Directions for this task: Count every line that includes the string "publicznych" in the entries that follow. Nothing besides the number is needed.

+++

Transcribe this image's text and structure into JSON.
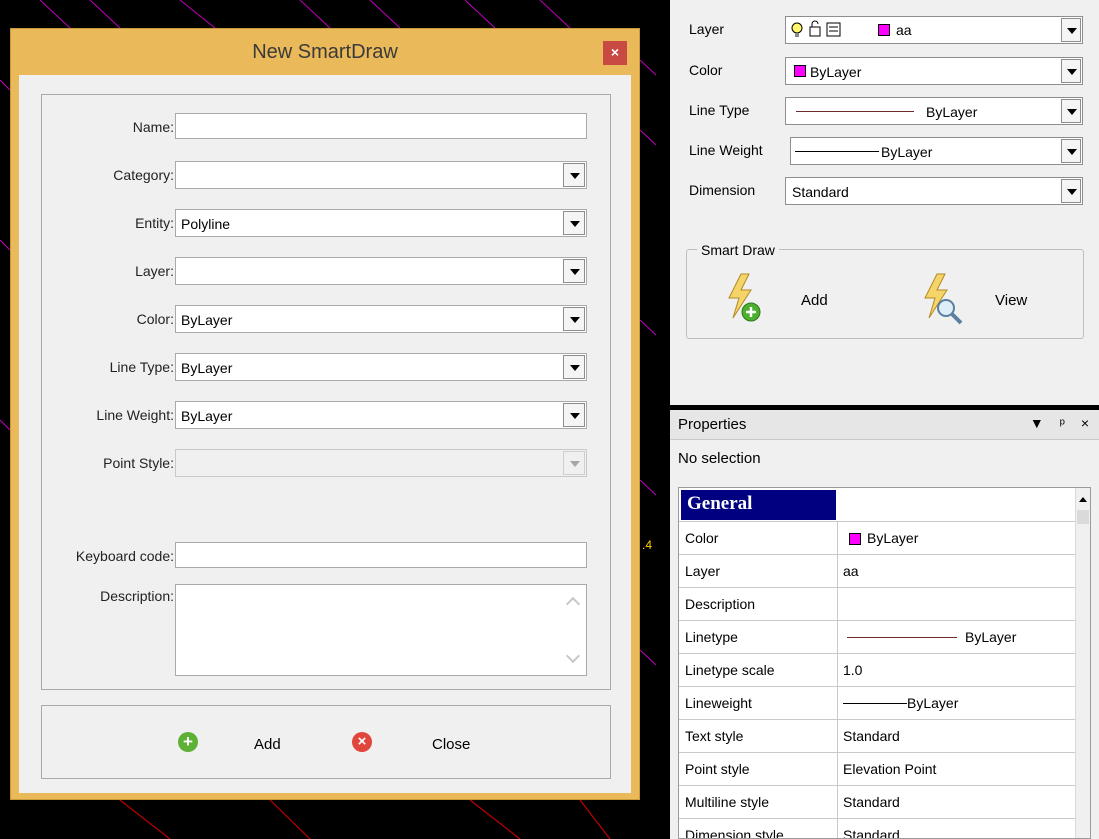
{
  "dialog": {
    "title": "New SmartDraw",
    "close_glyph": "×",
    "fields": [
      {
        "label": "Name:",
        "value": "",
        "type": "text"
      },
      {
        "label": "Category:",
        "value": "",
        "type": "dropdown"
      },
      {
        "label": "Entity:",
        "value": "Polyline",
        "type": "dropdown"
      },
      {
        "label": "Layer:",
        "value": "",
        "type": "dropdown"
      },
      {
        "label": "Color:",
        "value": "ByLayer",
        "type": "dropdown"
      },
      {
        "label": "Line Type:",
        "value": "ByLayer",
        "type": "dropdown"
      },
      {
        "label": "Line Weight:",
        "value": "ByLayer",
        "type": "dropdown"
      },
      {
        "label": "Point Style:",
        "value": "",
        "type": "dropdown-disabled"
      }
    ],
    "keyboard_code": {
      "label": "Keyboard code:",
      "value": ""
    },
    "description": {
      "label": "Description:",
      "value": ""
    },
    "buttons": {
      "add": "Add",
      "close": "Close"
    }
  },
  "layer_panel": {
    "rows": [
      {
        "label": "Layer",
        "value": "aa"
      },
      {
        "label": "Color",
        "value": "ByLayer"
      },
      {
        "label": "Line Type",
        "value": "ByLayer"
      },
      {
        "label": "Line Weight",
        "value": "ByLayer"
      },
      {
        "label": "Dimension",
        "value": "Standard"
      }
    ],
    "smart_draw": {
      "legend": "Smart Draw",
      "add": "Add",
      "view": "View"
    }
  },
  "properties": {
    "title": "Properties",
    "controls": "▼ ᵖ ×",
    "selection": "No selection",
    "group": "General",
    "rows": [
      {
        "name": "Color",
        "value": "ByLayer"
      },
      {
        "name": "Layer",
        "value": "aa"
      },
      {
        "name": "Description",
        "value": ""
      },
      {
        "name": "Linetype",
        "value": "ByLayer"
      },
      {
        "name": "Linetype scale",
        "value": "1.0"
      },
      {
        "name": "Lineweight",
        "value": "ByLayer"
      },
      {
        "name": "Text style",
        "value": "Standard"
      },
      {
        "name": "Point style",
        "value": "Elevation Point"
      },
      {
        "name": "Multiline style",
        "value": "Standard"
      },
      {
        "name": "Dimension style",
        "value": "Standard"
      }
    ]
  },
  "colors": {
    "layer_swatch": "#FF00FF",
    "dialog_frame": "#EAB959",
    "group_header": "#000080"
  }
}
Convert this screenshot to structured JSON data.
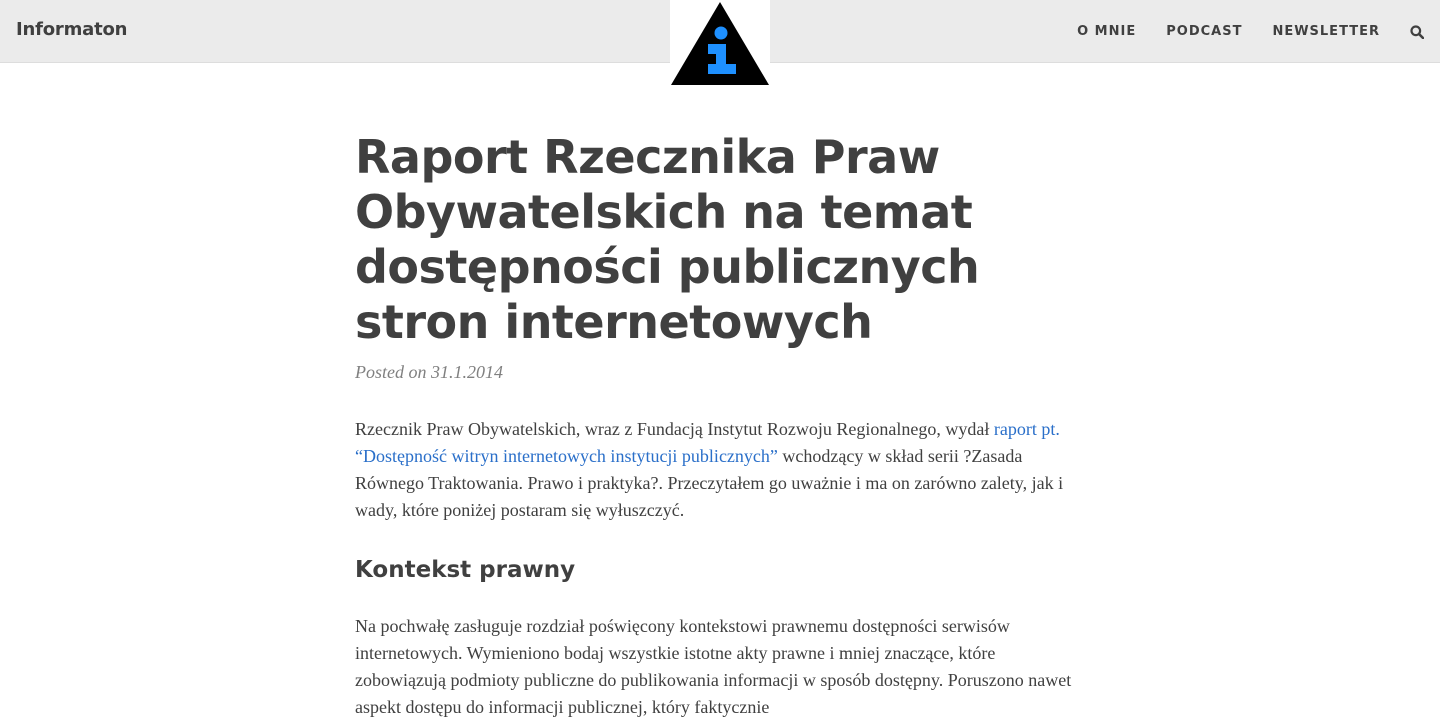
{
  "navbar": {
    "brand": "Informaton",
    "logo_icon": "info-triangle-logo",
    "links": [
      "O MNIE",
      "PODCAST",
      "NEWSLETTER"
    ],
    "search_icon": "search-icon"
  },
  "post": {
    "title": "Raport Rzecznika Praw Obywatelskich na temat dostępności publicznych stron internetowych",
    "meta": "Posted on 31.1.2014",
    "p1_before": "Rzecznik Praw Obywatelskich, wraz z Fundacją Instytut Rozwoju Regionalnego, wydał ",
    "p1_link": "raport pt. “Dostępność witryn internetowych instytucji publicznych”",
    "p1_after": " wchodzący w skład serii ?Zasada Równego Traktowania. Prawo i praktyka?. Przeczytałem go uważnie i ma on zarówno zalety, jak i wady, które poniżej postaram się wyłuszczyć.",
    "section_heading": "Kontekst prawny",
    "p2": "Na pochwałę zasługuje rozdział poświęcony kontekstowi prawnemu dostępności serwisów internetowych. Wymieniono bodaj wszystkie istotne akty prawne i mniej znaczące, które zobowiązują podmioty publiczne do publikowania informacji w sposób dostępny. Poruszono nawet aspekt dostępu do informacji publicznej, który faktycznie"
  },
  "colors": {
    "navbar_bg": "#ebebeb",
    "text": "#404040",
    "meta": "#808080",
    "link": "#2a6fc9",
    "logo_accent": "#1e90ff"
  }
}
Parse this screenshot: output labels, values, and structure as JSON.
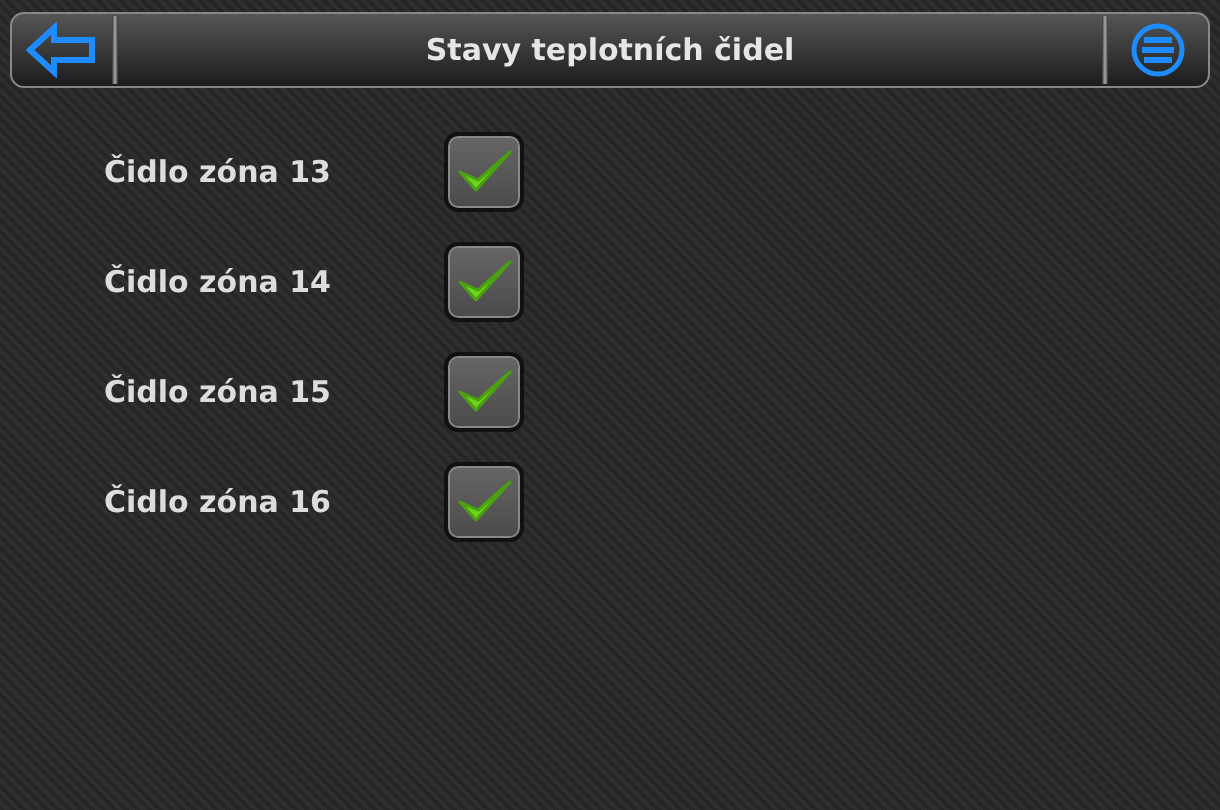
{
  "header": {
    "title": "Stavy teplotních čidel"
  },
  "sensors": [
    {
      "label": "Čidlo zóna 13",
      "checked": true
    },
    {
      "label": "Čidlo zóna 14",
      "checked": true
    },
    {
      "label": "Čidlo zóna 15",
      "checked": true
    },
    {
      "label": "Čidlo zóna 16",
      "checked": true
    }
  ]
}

+++

Output for this exercise: 2